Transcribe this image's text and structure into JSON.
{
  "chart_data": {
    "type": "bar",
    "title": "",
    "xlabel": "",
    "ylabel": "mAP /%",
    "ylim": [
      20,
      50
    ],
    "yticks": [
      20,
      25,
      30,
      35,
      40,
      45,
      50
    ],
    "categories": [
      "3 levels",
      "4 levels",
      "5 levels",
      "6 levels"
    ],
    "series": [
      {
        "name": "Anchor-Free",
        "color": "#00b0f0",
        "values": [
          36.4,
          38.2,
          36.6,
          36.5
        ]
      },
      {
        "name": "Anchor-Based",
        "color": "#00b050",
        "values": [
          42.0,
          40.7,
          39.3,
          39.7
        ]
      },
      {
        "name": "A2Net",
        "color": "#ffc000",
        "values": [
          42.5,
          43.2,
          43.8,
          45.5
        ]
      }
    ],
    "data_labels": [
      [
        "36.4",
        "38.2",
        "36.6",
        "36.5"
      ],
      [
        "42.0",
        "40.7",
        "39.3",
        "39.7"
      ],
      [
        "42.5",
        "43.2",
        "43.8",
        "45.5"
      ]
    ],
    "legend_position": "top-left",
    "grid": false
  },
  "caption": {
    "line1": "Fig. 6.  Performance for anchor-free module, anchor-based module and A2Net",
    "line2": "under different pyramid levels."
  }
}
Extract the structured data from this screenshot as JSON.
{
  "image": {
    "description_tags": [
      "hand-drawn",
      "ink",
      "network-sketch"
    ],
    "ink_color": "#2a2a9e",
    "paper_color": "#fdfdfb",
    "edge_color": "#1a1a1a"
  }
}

┄┄┄┄┄┄┄┄┄┄

* WRITTEN EXERCISE: Copy out the full listing exactly.

* RIGHT ANSWER:
Transcribe this image's text and structure into JSON.
{
  "chart_data": {
    "type": "bar",
    "title": "",
    "xlabel": "",
    "ylabel": "mAP /%",
    "ylim": [
      20,
      50
    ],
    "yticks": [
      20,
      25,
      30,
      35,
      40,
      45,
      50
    ],
    "categories": [
      "3 levels",
      "4 levels",
      "5 levels",
      "6 levels"
    ],
    "series": [
      {
        "name": "Anchor-Free",
        "color": "#00b0f0",
        "values": [
          36.4,
          38.2,
          36.6,
          36.5
        ]
      },
      {
        "name": "Anchor-Based",
        "color": "#00b050",
        "values": [
          42.0,
          40.7,
          39.3,
          39.7
        ]
      },
      {
        "name": "A2Net",
        "color": "#ffc000",
        "values": [
          42.5,
          43.2,
          43.8,
          45.5
        ]
      }
    ],
    "data_labels": [
      [
        "36.4",
        "38.2",
        "36.6",
        "36.5"
      ],
      [
        "42.0",
        "40.7",
        "39.3",
        "39.7"
      ],
      [
        "42.5",
        "43.2",
        "43.8",
        "45.5"
      ]
    ],
    "legend_position": "top-left",
    "grid": false
  },
  "caption": {
    "line1": "Fig. 6.  Performance for anchor-free module, anchor-based module and A2Net",
    "line2": "under different pyramid levels."
  }
}
Extract the structured data from this screenshot as JSON.
{
  "image": {
    "description_tags": [
      "hand-drawn",
      "ink",
      "network-sketch"
    ],
    "ink_color": "#2a2a9e",
    "paper_color": "#fdfdfb",
    "edge_color": "#1a1a1a"
  }
}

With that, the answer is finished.